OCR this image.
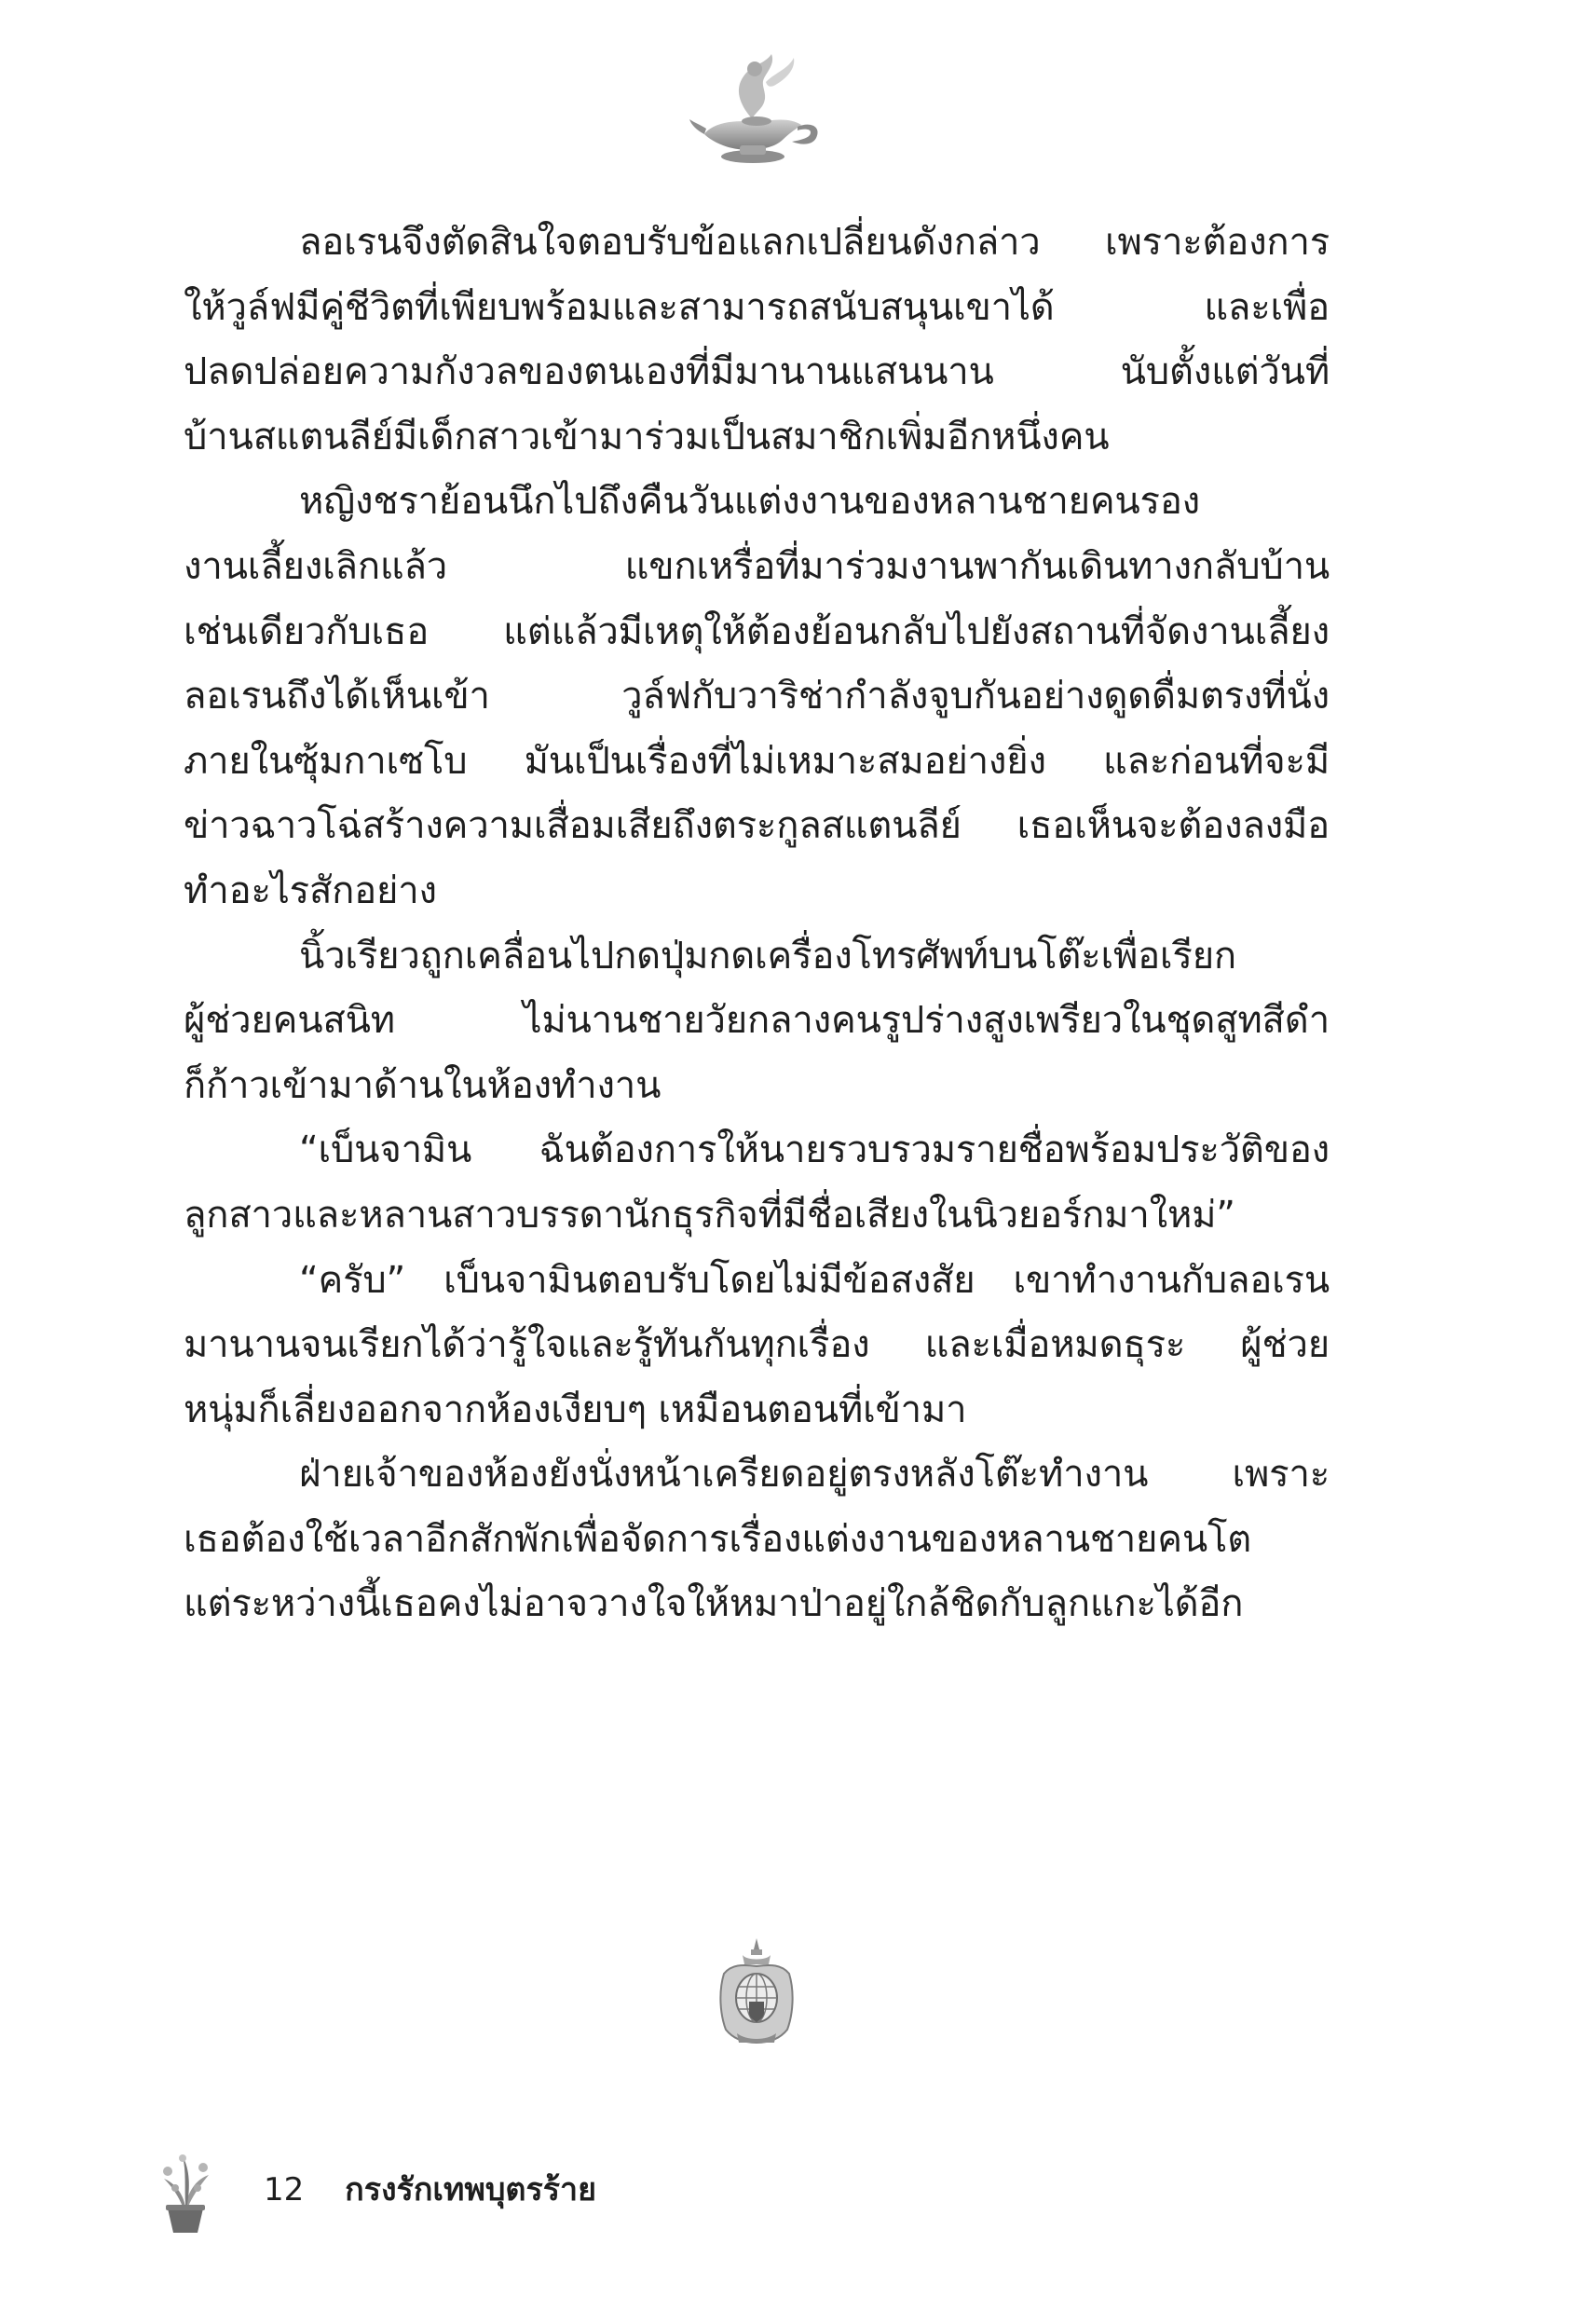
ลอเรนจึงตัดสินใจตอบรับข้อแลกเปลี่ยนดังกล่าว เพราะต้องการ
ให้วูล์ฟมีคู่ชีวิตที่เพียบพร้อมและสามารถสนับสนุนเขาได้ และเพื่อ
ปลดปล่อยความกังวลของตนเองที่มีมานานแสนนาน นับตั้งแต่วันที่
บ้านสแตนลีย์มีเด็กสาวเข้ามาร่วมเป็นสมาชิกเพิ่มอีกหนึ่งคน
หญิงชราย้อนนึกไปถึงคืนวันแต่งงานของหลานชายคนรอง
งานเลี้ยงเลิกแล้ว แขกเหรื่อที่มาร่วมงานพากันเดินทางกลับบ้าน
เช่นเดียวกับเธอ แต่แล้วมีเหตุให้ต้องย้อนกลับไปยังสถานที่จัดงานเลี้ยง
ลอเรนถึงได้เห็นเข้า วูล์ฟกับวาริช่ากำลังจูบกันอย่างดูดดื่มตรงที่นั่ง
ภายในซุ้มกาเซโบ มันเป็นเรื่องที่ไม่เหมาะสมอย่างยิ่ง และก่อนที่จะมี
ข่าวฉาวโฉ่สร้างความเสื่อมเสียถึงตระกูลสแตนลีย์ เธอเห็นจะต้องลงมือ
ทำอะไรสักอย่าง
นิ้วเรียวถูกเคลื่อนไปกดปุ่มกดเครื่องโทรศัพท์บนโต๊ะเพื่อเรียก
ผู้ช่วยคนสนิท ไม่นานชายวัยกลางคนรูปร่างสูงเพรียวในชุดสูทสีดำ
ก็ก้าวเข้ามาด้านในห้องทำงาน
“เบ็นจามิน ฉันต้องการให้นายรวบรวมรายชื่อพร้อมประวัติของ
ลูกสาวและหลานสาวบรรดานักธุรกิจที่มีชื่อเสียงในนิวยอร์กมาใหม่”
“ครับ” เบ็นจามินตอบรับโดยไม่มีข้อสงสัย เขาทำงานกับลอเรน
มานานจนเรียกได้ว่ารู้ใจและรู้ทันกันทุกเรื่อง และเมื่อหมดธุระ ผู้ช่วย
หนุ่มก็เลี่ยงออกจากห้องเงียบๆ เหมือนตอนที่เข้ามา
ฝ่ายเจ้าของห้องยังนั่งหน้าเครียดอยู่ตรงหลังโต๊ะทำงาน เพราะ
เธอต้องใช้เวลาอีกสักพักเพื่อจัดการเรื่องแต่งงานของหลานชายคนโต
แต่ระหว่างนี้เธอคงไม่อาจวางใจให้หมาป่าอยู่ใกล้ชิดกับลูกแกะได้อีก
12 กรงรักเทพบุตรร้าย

-*-

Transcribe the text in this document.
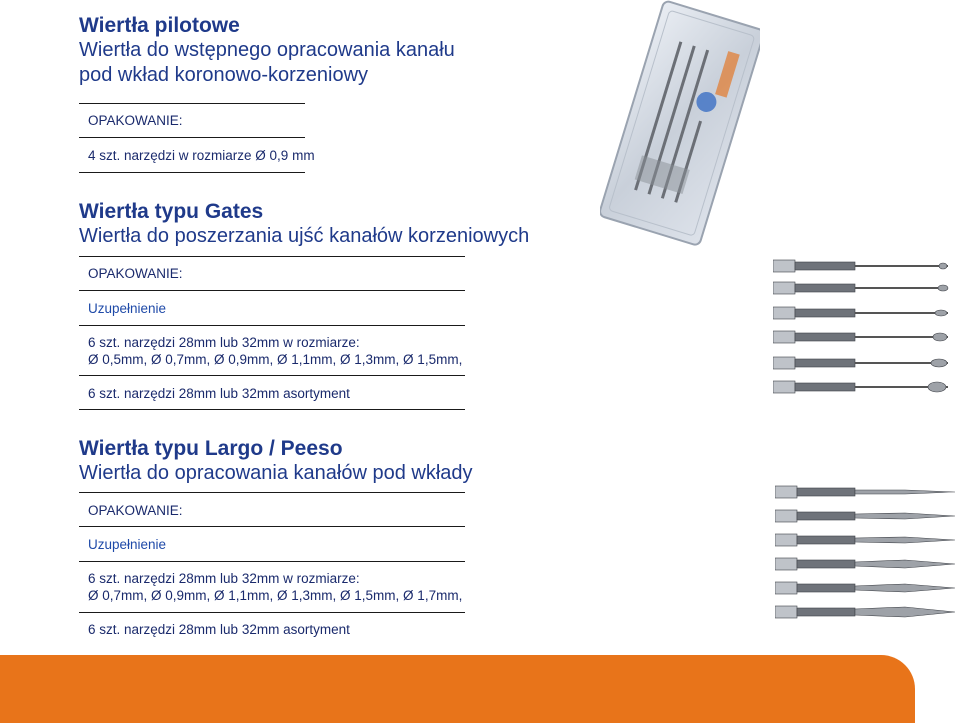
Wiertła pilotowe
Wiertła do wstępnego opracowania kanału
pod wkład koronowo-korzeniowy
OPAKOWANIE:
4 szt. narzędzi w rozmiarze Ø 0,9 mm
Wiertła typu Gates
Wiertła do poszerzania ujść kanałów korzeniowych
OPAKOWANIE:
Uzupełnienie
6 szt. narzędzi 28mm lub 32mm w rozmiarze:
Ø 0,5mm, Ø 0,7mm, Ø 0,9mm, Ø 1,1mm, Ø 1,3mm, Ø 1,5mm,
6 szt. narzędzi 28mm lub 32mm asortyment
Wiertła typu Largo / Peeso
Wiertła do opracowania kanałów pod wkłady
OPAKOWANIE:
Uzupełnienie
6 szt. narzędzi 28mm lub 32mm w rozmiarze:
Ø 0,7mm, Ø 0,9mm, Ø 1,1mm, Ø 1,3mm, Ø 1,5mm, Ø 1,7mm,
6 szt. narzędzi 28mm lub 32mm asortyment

-*-

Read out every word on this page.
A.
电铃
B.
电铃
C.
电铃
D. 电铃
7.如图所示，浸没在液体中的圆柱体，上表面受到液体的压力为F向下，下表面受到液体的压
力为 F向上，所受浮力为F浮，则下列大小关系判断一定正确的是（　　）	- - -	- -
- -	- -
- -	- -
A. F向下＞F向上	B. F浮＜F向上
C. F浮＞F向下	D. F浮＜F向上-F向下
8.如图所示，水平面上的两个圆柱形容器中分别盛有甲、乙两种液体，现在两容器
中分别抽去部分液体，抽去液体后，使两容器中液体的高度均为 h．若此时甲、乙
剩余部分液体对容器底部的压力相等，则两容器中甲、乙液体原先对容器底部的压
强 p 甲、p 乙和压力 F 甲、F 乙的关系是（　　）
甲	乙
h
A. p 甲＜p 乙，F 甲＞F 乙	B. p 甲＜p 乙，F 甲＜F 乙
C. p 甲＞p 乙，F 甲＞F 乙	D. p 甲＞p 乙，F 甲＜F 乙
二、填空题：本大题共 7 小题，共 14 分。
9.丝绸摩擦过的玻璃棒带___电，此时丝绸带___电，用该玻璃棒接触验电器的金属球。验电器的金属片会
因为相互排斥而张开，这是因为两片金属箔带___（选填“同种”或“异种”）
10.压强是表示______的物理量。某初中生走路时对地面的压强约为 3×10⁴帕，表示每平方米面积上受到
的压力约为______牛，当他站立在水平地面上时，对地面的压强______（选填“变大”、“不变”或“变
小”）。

-*-

-- Your objective --
Find and copy every line in the entries above where the string "typu" occurs.

-- Full answer --
Wiertła typu Gates
Wiertła typu Largo / Peeso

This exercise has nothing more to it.